_WHAT TO WORK ON_
Copy the data that follows exactly. Include no pictures.
================
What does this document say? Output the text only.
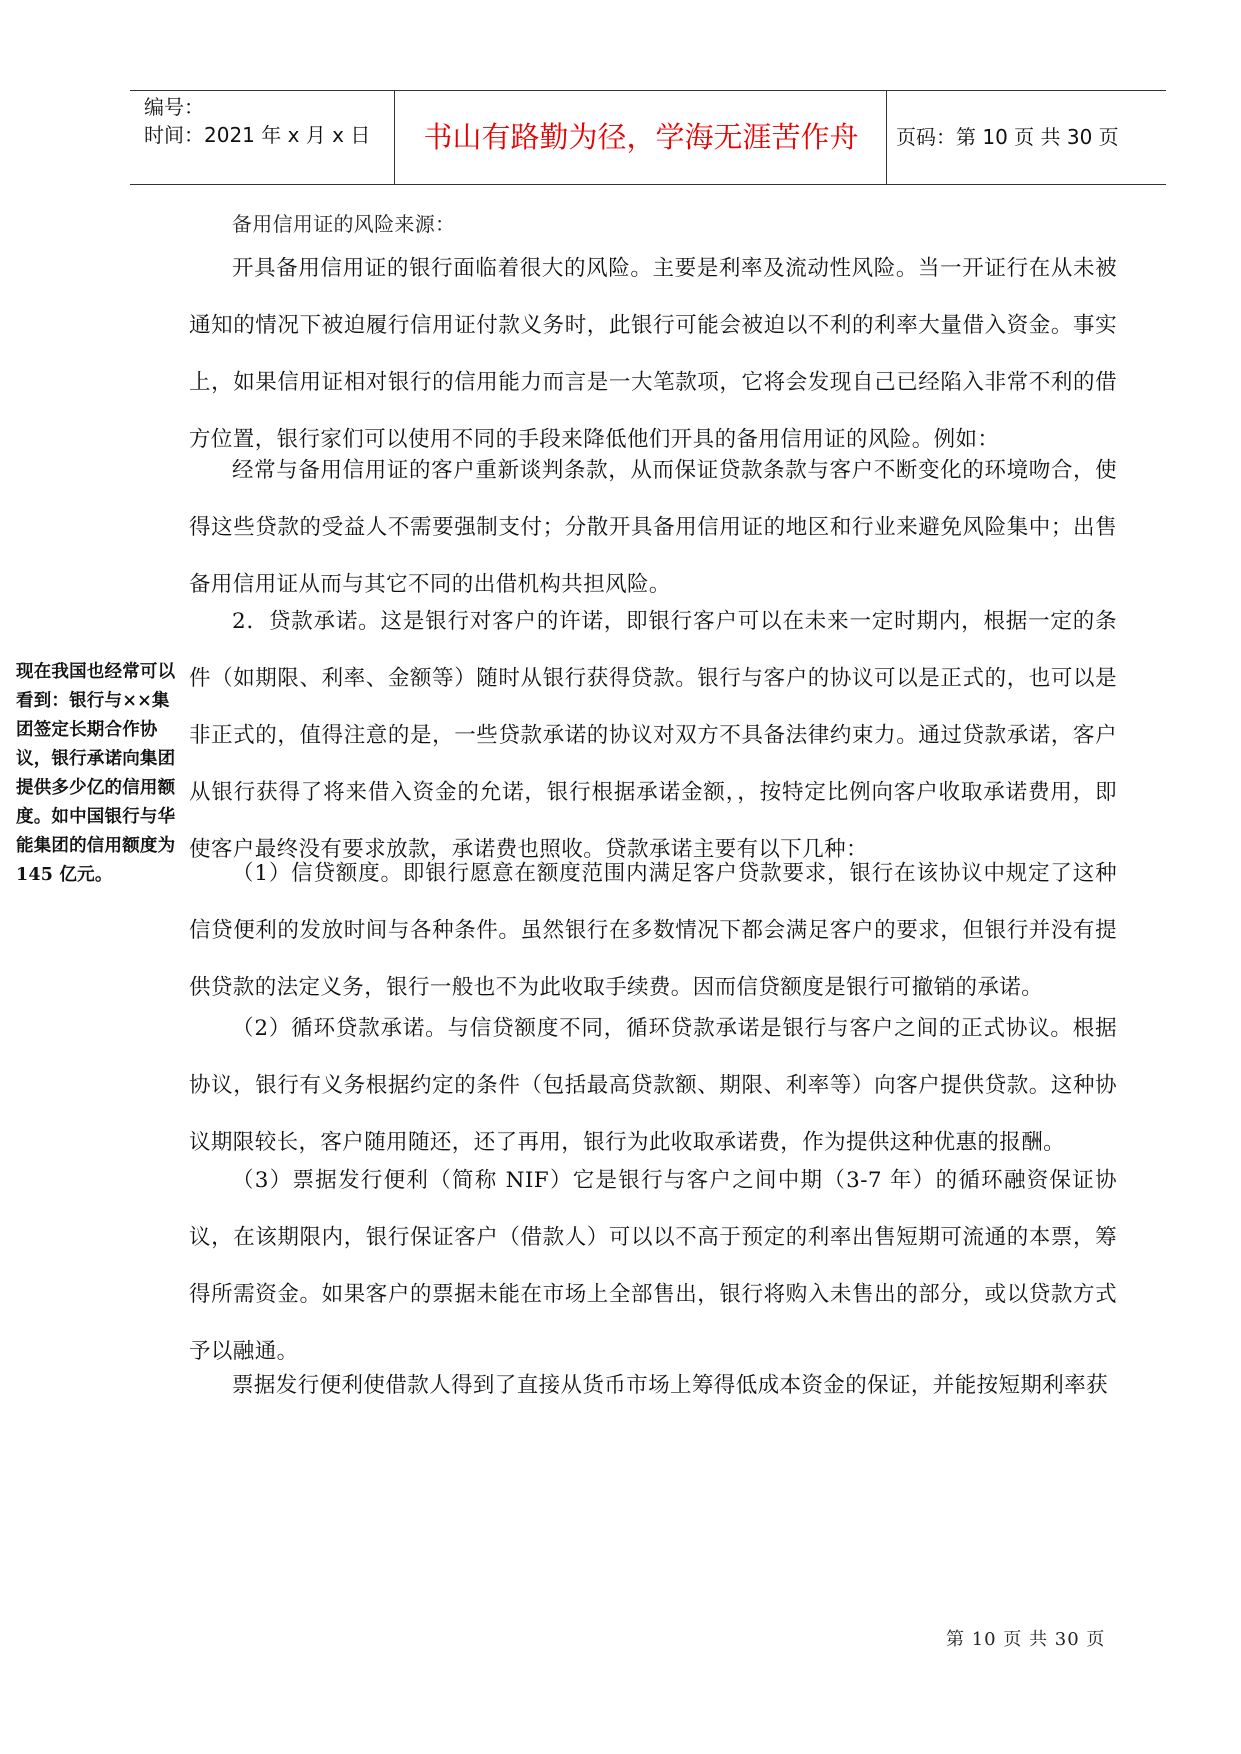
编号：
时间：2021 年 x 月 x 日	书山有路勤为径，学海无涯苦作舟	页码：第 10 页 共 30 页

备用信用证的风险来源：

开具备用信用证的银行面临着很大的风险。主要是利率及流动性风险。当一开证行在从未被通知的情况下被迫履行信用证付款义务时，此银行可能会被迫以不利的利率大量借入资金。事实上，如果信用证相对银行的信用能力而言是一大笔款项，它将会发现自己已经陷入非常不利的借方位置，银行家们可以使用不同的手段来降低他们开具的备用信用证的风险。例如：

经常与备用信用证的客户重新谈判条款，从而保证贷款条款与客户不断变化的环境吻合，使得这些贷款的受益人不需要强制支付；分散开具备用信用证的地区和行业来避免风险集中；出售备用信用证从而与其它不同的出借机构共担风险。

2．贷款承诺。这是银行对客户的许诺，即银行客户可以在未来一定时期内，根据一定的条件（如期限、利率、金额等）随时从银行获得贷款。银行与客户的协议可以是正式的，也可以是非正式的，值得注意的是，一些贷款承诺的协议对双方不具备法律约束力。通过贷款承诺，客户从银行获得了将来借入资金的允诺，银行根据承诺金额，，按特定比例向客户收取承诺费用，即使客户最终没有要求放款，承诺费也照收。贷款承诺主要有以下几种：

（1）信贷额度。即银行愿意在额度范围内满足客户贷款要求，银行在该协议中规定了这种信贷便利的发放时间与各种条件。虽然银行在多数情况下都会满足客户的要求，但银行并没有提供贷款的法定义务，银行一般也不为此收取手续费。因而信贷额度是银行可撤销的承诺。

（2）循环贷款承诺。与信贷额度不同，循环贷款承诺是银行与客户之间的正式协议。根据协议，银行有义务根据约定的条件（包括最高贷款额、期限、利率等）向客户提供贷款。这种协议期限较长，客户随用随还，还了再用，银行为此收取承诺费，作为提供这种优惠的报酬。

（3）票据发行便利（简称 NIF）它是银行与客户之间中期（3-7 年）的循环融资保证协议，在该期限内，银行保证客户（借款人）可以以不高于预定的利率出售短期可流通的本票，筹得所需资金。如果客户的票据未能在市场上全部售出，银行将购入未售出的部分，或以贷款方式予以融通。

票据发行便利使借款人得到了直接从货币市场上筹得低成本资金的保证，并能按短期利率获

现在我国也经常可以看到：银行与××集团签定长期合作协议，银行承诺向集团提供多少亿的信用额度。如中国银行与华能集团的信用额度为 145 亿元。

第 10 页 共 30 页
================
_RESPONSE_
What does this document say? Output the text only.
编号：
时间：2021 年 x 月 x 日	书山有路勤为径，学海无涯苦作舟	页码：第 10 页 共 30 页

备用信用证的风险来源：

开具备用信用证的银行面临着很大的风险。主要是利率及流动性风险。当一开证行在从未被通知的情况下被迫履行信用证付款义务时，此银行可能会被迫以不利的利率大量借入资金。事实上，如果信用证相对银行的信用能力而言是一大笔款项，它将会发现自己已经陷入非常不利的借方位置，银行家们可以使用不同的手段来降低他们开具的备用信用证的风险。例如：

经常与备用信用证的客户重新谈判条款，从而保证贷款条款与客户不断变化的环境吻合，使得这些贷款的受益人不需要强制支付；分散开具备用信用证的地区和行业来避免风险集中；出售备用信用证从而与其它不同的出借机构共担风险。

2．贷款承诺。这是银行对客户的许诺，即银行客户可以在未来一定时期内，根据一定的条件（如期限、利率、金额等）随时从银行获得贷款。银行与客户的协议可以是正式的，也可以是非正式的，值得注意的是，一些贷款承诺的协议对双方不具备法律约束力。通过贷款承诺，客户从银行获得了将来借入资金的允诺，银行根据承诺金额，，按特定比例向客户收取承诺费用，即使客户最终没有要求放款，承诺费也照收。贷款承诺主要有以下几种：

（1）信贷额度。即银行愿意在额度范围内满足客户贷款要求，银行在该协议中规定了这种信贷便利的发放时间与各种条件。虽然银行在多数情况下都会满足客户的要求，但银行并没有提供贷款的法定义务，银行一般也不为此收取手续费。因而信贷额度是银行可撤销的承诺。

（2）循环贷款承诺。与信贷额度不同，循环贷款承诺是银行与客户之间的正式协议。根据协议，银行有义务根据约定的条件（包括最高贷款额、期限、利率等）向客户提供贷款。这种协议期限较长，客户随用随还，还了再用，银行为此收取承诺费，作为提供这种优惠的报酬。

（3）票据发行便利（简称 NIF）它是银行与客户之间中期（3-7 年）的循环融资保证协议，在该期限内，银行保证客户（借款人）可以以不高于预定的利率出售短期可流通的本票，筹得所需资金。如果客户的票据未能在市场上全部售出，银行将购入未售出的部分，或以贷款方式予以融通。

票据发行便利使借款人得到了直接从货币市场上筹得低成本资金的保证，并能按短期利率获

现在我国也经常可以看到：银行与××集团签定长期合作协议，银行承诺向集团提供多少亿的信用额度。如中国银行与华能集团的信用额度为 145 亿元。

第 10 页 共 30 页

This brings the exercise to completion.